### Work instructions
Rename "count-track" to "count-background" throughout the records, and give every line back with nothing else changed.

[Data provided start]

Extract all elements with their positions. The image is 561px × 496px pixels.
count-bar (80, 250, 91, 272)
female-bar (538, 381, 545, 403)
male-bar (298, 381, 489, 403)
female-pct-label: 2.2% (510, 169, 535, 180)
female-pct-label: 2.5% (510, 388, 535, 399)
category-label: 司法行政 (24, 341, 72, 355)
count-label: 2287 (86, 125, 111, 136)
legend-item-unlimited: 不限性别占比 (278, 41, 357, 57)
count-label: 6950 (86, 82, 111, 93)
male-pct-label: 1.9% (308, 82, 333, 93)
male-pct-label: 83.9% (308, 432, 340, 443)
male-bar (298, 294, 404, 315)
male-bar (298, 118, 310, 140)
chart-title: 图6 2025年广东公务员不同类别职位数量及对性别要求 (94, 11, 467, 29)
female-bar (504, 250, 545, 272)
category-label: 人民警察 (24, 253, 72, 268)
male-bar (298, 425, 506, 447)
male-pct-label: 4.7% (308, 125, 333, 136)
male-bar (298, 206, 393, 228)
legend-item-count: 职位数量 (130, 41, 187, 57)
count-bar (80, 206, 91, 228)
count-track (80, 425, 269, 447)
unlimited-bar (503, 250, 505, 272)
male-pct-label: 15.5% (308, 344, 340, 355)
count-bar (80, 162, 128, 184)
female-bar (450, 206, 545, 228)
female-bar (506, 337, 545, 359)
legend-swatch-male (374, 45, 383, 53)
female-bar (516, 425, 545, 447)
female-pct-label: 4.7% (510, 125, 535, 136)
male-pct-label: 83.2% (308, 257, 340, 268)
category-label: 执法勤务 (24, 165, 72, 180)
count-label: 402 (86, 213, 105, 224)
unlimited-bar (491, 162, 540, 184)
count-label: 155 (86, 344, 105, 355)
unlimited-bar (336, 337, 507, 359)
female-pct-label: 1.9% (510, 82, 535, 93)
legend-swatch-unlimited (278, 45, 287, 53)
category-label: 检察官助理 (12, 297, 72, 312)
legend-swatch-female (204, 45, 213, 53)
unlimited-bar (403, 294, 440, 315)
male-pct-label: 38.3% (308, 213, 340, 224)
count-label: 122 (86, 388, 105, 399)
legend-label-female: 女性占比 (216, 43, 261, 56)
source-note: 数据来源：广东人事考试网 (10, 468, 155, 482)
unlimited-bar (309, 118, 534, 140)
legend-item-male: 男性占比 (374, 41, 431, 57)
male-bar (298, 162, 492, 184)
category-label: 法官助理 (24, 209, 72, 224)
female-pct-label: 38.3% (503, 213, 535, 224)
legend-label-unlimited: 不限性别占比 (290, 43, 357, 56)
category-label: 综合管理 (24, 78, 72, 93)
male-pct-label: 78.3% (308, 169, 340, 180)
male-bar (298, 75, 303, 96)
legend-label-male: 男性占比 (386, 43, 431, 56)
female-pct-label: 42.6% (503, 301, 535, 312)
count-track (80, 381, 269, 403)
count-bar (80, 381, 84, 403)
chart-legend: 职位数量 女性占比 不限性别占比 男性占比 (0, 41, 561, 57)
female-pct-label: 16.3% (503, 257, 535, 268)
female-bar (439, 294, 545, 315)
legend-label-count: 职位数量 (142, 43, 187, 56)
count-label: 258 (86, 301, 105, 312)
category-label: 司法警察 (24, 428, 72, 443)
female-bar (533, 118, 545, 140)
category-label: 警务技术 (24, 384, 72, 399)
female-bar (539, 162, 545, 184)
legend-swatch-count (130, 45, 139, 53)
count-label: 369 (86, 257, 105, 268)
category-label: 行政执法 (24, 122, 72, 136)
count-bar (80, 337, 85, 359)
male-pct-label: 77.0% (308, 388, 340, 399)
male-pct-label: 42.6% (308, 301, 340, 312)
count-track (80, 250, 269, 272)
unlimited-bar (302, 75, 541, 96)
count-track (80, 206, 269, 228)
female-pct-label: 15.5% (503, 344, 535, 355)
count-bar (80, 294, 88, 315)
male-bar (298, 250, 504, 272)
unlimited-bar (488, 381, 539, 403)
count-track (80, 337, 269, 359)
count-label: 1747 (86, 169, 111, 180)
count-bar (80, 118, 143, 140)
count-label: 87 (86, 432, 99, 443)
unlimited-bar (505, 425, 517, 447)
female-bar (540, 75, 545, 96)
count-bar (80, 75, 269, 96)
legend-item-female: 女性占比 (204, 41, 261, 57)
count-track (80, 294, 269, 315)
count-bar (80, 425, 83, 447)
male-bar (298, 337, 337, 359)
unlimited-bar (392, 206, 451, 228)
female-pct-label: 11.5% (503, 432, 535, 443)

[Data provided end]

### Exercise result
Extract all elements with their positions. The image is 561px × 496px pixels.
count-bar (80, 250, 91, 272)
female-bar (538, 381, 545, 403)
male-bar (298, 381, 489, 403)
female-pct-label: 2.2% (510, 169, 535, 180)
female-pct-label: 2.5% (510, 388, 535, 399)
category-label: 司法行政 (24, 341, 72, 355)
count-label: 2287 (86, 125, 111, 136)
legend-item-unlimited: 不限性别占比 (278, 41, 357, 57)
count-label: 6950 (86, 82, 111, 93)
male-pct-label: 1.9% (308, 82, 333, 93)
male-pct-label: 83.9% (308, 432, 340, 443)
male-bar (298, 294, 404, 315)
male-bar (298, 118, 310, 140)
chart-title: 图6 2025年广东公务员不同类别职位数量及对性别要求 (94, 11, 467, 29)
female-bar (504, 250, 545, 272)
category-label: 人民警察 (24, 253, 72, 268)
male-bar (298, 425, 506, 447)
male-pct-label: 4.7% (308, 125, 333, 136)
male-bar (298, 206, 393, 228)
legend-item-count: 职位数量 (130, 41, 187, 57)
count-bar (80, 206, 91, 228)
count-background (80, 425, 269, 447)
unlimited-bar (503, 250, 505, 272)
male-pct-label: 15.5% (308, 344, 340, 355)
count-bar (80, 162, 128, 184)
female-bar (450, 206, 545, 228)
female-bar (506, 337, 545, 359)
legend-swatch-male (374, 45, 383, 53)
female-bar (516, 425, 545, 447)
female-pct-label: 4.7% (510, 125, 535, 136)
male-pct-label: 83.2% (308, 257, 340, 268)
category-label: 执法勤务 (24, 165, 72, 180)
count-label: 402 (86, 213, 105, 224)
unlimited-bar (491, 162, 540, 184)
count-label: 155 (86, 344, 105, 355)
unlimited-bar (336, 337, 507, 359)
female-pct-label: 1.9% (510, 82, 535, 93)
legend-swatch-unlimited (278, 45, 287, 53)
category-label: 检察官助理 (12, 297, 72, 312)
legend-swatch-female (204, 45, 213, 53)
unlimited-bar (403, 294, 440, 315)
male-pct-label: 38.3% (308, 213, 340, 224)
count-label: 122 (86, 388, 105, 399)
legend-label-female: 女性占比 (216, 43, 261, 56)
source-note: 数据来源：广东人事考试网 (10, 468, 155, 482)
unlimited-bar (309, 118, 534, 140)
legend-item-male: 男性占比 (374, 41, 431, 57)
male-bar (298, 162, 492, 184)
category-label: 法官助理 (24, 209, 72, 224)
female-pct-label: 38.3% (503, 213, 535, 224)
legend-label-unlimited: 不限性别占比 (290, 43, 357, 56)
category-label: 综合管理 (24, 78, 72, 93)
male-pct-label: 78.3% (308, 169, 340, 180)
male-bar (298, 75, 303, 96)
legend-label-male: 男性占比 (386, 43, 431, 56)
female-pct-label: 42.6% (503, 301, 535, 312)
count-background (80, 381, 269, 403)
count-bar (80, 381, 84, 403)
chart-legend: 职位数量 女性占比 不限性别占比 男性占比 (0, 41, 561, 57)
female-pct-label: 16.3% (503, 257, 535, 268)
female-bar (439, 294, 545, 315)
legend-label-count: 职位数量 (142, 43, 187, 56)
count-label: 258 (86, 301, 105, 312)
category-label: 司法警察 (24, 428, 72, 443)
female-bar (533, 118, 545, 140)
category-label: 警务技术 (24, 384, 72, 399)
female-bar (539, 162, 545, 184)
legend-swatch-count (130, 45, 139, 53)
count-label: 369 (86, 257, 105, 268)
category-label: 行政执法 (24, 122, 72, 136)
count-bar (80, 337, 85, 359)
male-pct-label: 77.0% (308, 388, 340, 399)
male-pct-label: 42.6% (308, 301, 340, 312)
count-background (80, 250, 269, 272)
unlimited-bar (302, 75, 541, 96)
count-background (80, 206, 269, 228)
female-pct-label: 15.5% (503, 344, 535, 355)
count-bar (80, 294, 88, 315)
male-bar (298, 250, 504, 272)
unlimited-bar (488, 381, 539, 403)
count-background (80, 337, 269, 359)
count-label: 1747 (86, 169, 111, 180)
count-bar (80, 118, 143, 140)
count-label: 87 (86, 432, 99, 443)
unlimited-bar (505, 425, 517, 447)
female-bar (540, 75, 545, 96)
count-bar (80, 75, 269, 96)
legend-item-female: 女性占比 (204, 41, 261, 57)
count-background (80, 294, 269, 315)
count-bar (80, 425, 83, 447)
male-bar (298, 337, 337, 359)
unlimited-bar (392, 206, 451, 228)
female-pct-label: 11.5% (503, 432, 535, 443)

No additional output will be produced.